#### Problem requirements:
Type out all the records word for word. Any pictures are to be left out.

--- START Source material ---

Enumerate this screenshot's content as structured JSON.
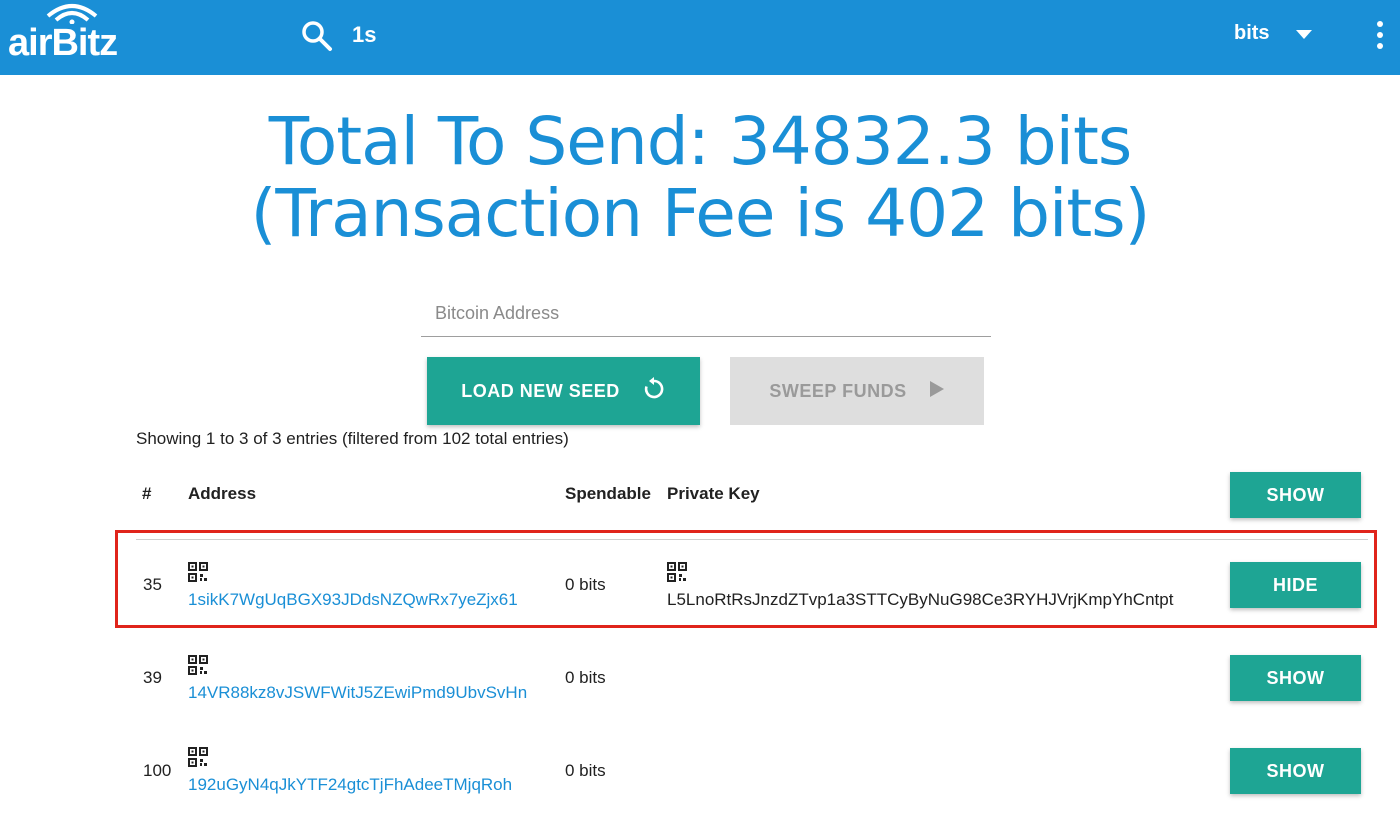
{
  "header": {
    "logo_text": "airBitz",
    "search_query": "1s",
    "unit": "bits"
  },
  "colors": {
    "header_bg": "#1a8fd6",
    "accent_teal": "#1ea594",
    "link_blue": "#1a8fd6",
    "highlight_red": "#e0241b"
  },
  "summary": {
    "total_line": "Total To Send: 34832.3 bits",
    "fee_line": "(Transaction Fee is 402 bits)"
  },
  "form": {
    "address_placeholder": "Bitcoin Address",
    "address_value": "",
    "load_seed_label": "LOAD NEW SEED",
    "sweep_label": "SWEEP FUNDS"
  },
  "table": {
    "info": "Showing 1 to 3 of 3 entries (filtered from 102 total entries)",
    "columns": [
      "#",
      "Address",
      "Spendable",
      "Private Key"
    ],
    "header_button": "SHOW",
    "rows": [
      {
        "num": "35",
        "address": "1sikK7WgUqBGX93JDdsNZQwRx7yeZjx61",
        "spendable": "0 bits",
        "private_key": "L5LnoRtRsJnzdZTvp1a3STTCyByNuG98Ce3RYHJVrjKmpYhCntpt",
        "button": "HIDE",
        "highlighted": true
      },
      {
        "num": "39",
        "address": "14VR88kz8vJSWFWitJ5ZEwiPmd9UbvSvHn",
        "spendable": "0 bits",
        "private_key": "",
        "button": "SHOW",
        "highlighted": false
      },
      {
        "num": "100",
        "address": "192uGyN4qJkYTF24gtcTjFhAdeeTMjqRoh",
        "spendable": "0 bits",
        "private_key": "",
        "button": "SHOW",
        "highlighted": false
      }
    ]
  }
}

--- END Source material ---

#### Result of the task:
Enumerate this screenshot's content as structured JSON.
{
  "header": {
    "logo_text": "airBitz",
    "search_query": "1s",
    "unit": "bits"
  },
  "colors": {
    "header_bg": "#1a8fd6",
    "accent_teal": "#1ea594",
    "link_blue": "#1a8fd6",
    "highlight_red": "#e0241b"
  },
  "summary": {
    "total_line": "Total To Send: 34832.3 bits",
    "fee_line": "(Transaction Fee is 402 bits)"
  },
  "form": {
    "address_placeholder": "Bitcoin Address",
    "address_value": "",
    "load_seed_label": "LOAD NEW SEED",
    "sweep_label": "SWEEP FUNDS"
  },
  "table": {
    "info": "Showing 1 to 3 of 3 entries (filtered from 102 total entries)",
    "columns": [
      "#",
      "Address",
      "Spendable",
      "Private Key"
    ],
    "header_button": "SHOW",
    "rows": [
      {
        "num": "35",
        "address": "1sikK7WgUqBGX93JDdsNZQwRx7yeZjx61",
        "spendable": "0 bits",
        "private_key": "L5LnoRtRsJnzdZTvp1a3STTCyByNuG98Ce3RYHJVrjKmpYhCntpt",
        "button": "HIDE",
        "highlighted": true
      },
      {
        "num": "39",
        "address": "14VR88kz8vJSWFWitJ5ZEwiPmd9UbvSvHn",
        "spendable": "0 bits",
        "private_key": "",
        "button": "SHOW",
        "highlighted": false
      },
      {
        "num": "100",
        "address": "192uGyN4qJkYTF24gtcTjFhAdeeTMjqRoh",
        "spendable": "0 bits",
        "private_key": "",
        "button": "SHOW",
        "highlighted": false
      }
    ]
  }
}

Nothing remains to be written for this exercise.